### DATA SUPPLIED
§ §

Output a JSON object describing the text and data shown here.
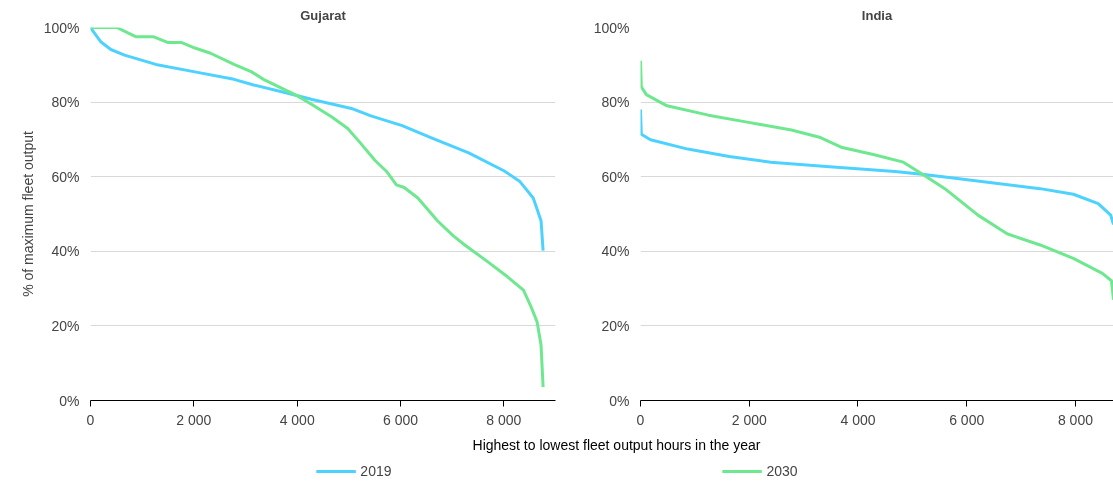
{
  "chart_data": [
    {
      "type": "line",
      "title": "Gujarat",
      "ylabel": "% of maximum fleet output",
      "xlabel": "Highest to lowest fleet output hours in the year",
      "legend": "bottom",
      "grid": "y",
      "xlim": [
        0,
        9000
      ],
      "ylim": [
        0,
        100
      ],
      "xticks": [
        0,
        {
          "value": 2000,
          "label": "2 000"
        },
        {
          "value": 4000,
          "label": "4 000"
        },
        {
          "value": 6000,
          "label": "6 000"
        },
        {
          "value": 8000,
          "label": "8 000"
        }
      ],
      "yticks": [
        {
          "value": 0,
          "label": "0%"
        },
        {
          "value": 20,
          "label": "20%"
        },
        {
          "value": 40,
          "label": "40%"
        },
        {
          "value": 60,
          "label": "60%"
        },
        {
          "value": 80,
          "label": "80%"
        },
        {
          "value": 100,
          "label": "100%"
        }
      ],
      "series": [
        {
          "name": "2019",
          "color": "#4dd2ff",
          "x": [
            0,
            91,
            204,
            394,
            659,
            1264,
            2021,
            2778,
            3157,
            3838,
            4292,
            5049,
            5427,
            6033,
            6563,
            7320,
            8001,
            8304,
            8569,
            8720,
            8760
          ],
          "values": [
            100,
            98.2,
            96.1,
            94.1,
            92.6,
            90.1,
            88.1,
            86.1,
            84.6,
            82.3,
            80.7,
            78.3,
            76.3,
            73.7,
            70.6,
            66.4,
            61.6,
            58.8,
            54.3,
            48.2,
            40.2
          ]
        },
        {
          "name": "2030",
          "color": "#6ee88e",
          "x": [
            0,
            507,
            734,
            885,
            1226,
            1491,
            1756,
            2021,
            2324,
            2778,
            3119,
            3346,
            3687,
            3989,
            4292,
            4671,
            4974,
            5201,
            5504,
            5731,
            5920,
            6071,
            6336,
            6715,
            7017,
            7244,
            7698,
            8077,
            8380,
            8531,
            8645,
            8720,
            8760
          ],
          "values": [
            100,
            100,
            98.5,
            97.5,
            97.5,
            96,
            96,
            94.5,
            93.1,
            90.1,
            88.1,
            86.1,
            83.8,
            81.8,
            79.3,
            76,
            73,
            69.4,
            64.4,
            61.4,
            57.8,
            57.1,
            54.3,
            48.2,
            44.2,
            41.7,
            37.1,
            33.1,
            29.6,
            25,
            21,
            14.9,
            3.6
          ]
        }
      ]
    },
    {
      "type": "line",
      "title": "India",
      "grid": "y",
      "tick_labels": "xy",
      "xlim": [
        0,
        8700
      ],
      "ylim": [
        0,
        100
      ],
      "xticks": [
        0,
        {
          "value": 2000,
          "label": "2 000"
        },
        {
          "value": 4000,
          "label": "4 000"
        },
        {
          "value": 6000,
          "label": "6 000"
        },
        {
          "value": 8000,
          "label": "8 000"
        }
      ],
      "yticks": [
        {
          "value": 0,
          "label": "0%"
        },
        {
          "value": 20,
          "label": "20%"
        },
        {
          "value": 40,
          "label": "40%"
        },
        {
          "value": 60,
          "label": "60%"
        },
        {
          "value": 80,
          "label": "80%"
        },
        {
          "value": 100,
          "label": "100%"
        }
      ],
      "series": [
        {
          "color": "#4dd2ff",
          "x": [
            0,
            15,
            183,
            869,
            1632,
            2395,
            3539,
            4682,
            5216,
            5826,
            7351,
            7962,
            8419,
            8648,
            8700
          ],
          "values": [
            78,
            71.4,
            69.9,
            67.4,
            65.4,
            63.9,
            62.6,
            61.4,
            60.6,
            59.5,
            56.8,
            55.3,
            52.8,
            49.7,
            47.2
          ]
        },
        {
          "color": "#6ee88e",
          "x": [
            0,
            15,
            107,
            488,
            1251,
            2013,
            2776,
            3310,
            3691,
            4301,
            4835,
            5216,
            5598,
            6208,
            6742,
            7351,
            7962,
            8495,
            8663,
            8700
          ],
          "values": [
            91.1,
            84.1,
            82,
            79,
            76.5,
            74.5,
            72.5,
            70.5,
            67.9,
            65.9,
            63.9,
            60.4,
            56.8,
            49.7,
            44.7,
            41.7,
            38.1,
            34.1,
            32.1,
            27
          ]
        }
      ]
    }
  ]
}
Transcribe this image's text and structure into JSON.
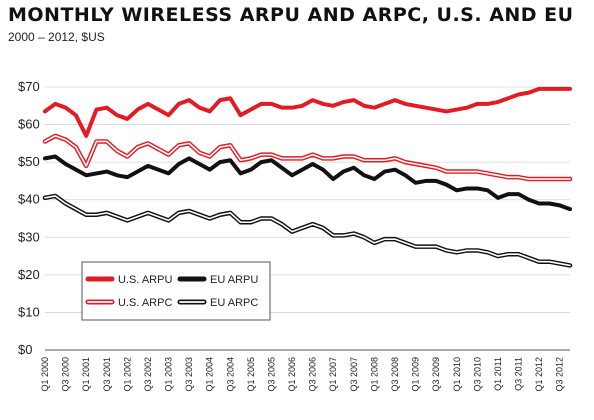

§ §

### REQUIREMENTS
Write out all the records again, exactly, minus any pictures.

### OUTPUT FOR THIS EXERCISE
Output a JSON object describing the text and data shown here.
{
  "chart_data": [
    {
      "type": "line",
      "title": "Gujarat",
      "ylabel": "% of maximum fleet output",
      "xlabel": "Highest to lowest fleet output hours in the year",
      "legend": "bottom",
      "grid": "y",
      "xlim": [
        0,
        9000
      ],
      "ylim": [
        0,
        100
      ],
      "xticks": [
        0,
        {
          "value": 2000,
          "label": "2 000"
        },
        {
          "value": 4000,
          "label": "4 000"
        },
        {
          "value": 6000,
          "label": "6 000"
        },
        {
          "value": 8000,
          "label": "8 000"
        }
      ],
      "yticks": [
        {
          "value": 0,
          "label": "0%"
        },
        {
          "value": 20,
          "label": "20%"
        },
        {
          "value": 40,
          "label": "40%"
        },
        {
          "value": 60,
          "label": "60%"
        },
        {
          "value": 80,
          "label": "80%"
        },
        {
          "value": 100,
          "label": "100%"
        }
      ],
      "series": [
        {
          "name": "2019",
          "color": "#4dd2ff",
          "x": [
            0,
            91,
            204,
            394,
            659,
            1264,
            2021,
            2778,
            3157,
            3838,
            4292,
            5049,
            5427,
            6033,
            6563,
            7320,
            8001,
            8304,
            8569,
            8720,
            8760
          ],
          "values": [
            100,
            98.2,
            96.1,
            94.1,
            92.6,
            90.1,
            88.1,
            86.1,
            84.6,
            82.3,
            80.7,
            78.3,
            76.3,
            73.7,
            70.6,
            66.4,
            61.6,
            58.8,
            54.3,
            48.2,
            40.2
          ]
        },
        {
          "name": "2030",
          "color": "#6ee88e",
          "x": [
            0,
            507,
            734,
            885,
            1226,
            1491,
            1756,
            2021,
            2324,
            2778,
            3119,
            3346,
            3687,
            3989,
            4292,
            4671,
            4974,
            5201,
            5504,
            5731,
            5920,
            6071,
            6336,
            6715,
            7017,
            7244,
            7698,
            8077,
            8380,
            8531,
            8645,
            8720,
            8760
          ],
          "values": [
            100,
            100,
            98.5,
            97.5,
            97.5,
            96,
            96,
            94.5,
            93.1,
            90.1,
            88.1,
            86.1,
            83.8,
            81.8,
            79.3,
            76,
            73,
            69.4,
            64.4,
            61.4,
            57.8,
            57.1,
            54.3,
            48.2,
            44.2,
            41.7,
            37.1,
            33.1,
            29.6,
            25,
            21,
            14.9,
            3.6
          ]
        }
      ]
    },
    {
      "type": "line",
      "title": "India",
      "grid": "y",
      "tick_labels": "xy",
      "xlim": [
        0,
        8700
      ],
      "ylim": [
        0,
        100
      ],
      "xticks": [
        0,
        {
          "value": 2000,
          "label": "2 000"
        },
        {
          "value": 4000,
          "label": "4 000"
        },
        {
          "value": 6000,
          "label": "6 000"
        },
        {
          "value": 8000,
          "label": "8 000"
        }
      ],
      "yticks": [
        {
          "value": 0,
          "label": "0%"
        },
        {
          "value": 20,
          "label": "20%"
        },
        {
          "value": 40,
          "label": "40%"
        },
        {
          "value": 60,
          "label": "60%"
        },
        {
          "value": 80,
          "label": "80%"
        },
        {
          "value": 100,
          "label": "100%"
        }
      ],
      "series": [
        {
          "color": "#4dd2ff",
          "x": [
            0,
            15,
            183,
            869,
            1632,
            2395,
            3539,
            4682,
            5216,
            5826,
            7351,
            7962,
            8419,
            8648,
            8700
          ],
          "values": [
            78,
            71.4,
            69.9,
            67.4,
            65.4,
            63.9,
            62.6,
            61.4,
            60.6,
            59.5,
            56.8,
            55.3,
            52.8,
            49.7,
            47.2
          ]
        },
        {
          "color": "#6ee88e",
          "x": [
            0,
            15,
            107,
            488,
            1251,
            2013,
            2776,
            3310,
            3691,
            4301,
            4835,
            5216,
            5598,
            6208,
            6742,
            7351,
            7962,
            8495,
            8663,
            8700
          ],
          "values": [
            91.1,
            84.1,
            82,
            79,
            76.5,
            74.5,
            72.5,
            70.5,
            67.9,
            65.9,
            63.9,
            60.4,
            56.8,
            49.7,
            44.7,
            41.7,
            38.1,
            34.1,
            32.1,
            27
          ]
        }
      ]
    }
  ]
}
Transcribe this image's text and structure into JSON.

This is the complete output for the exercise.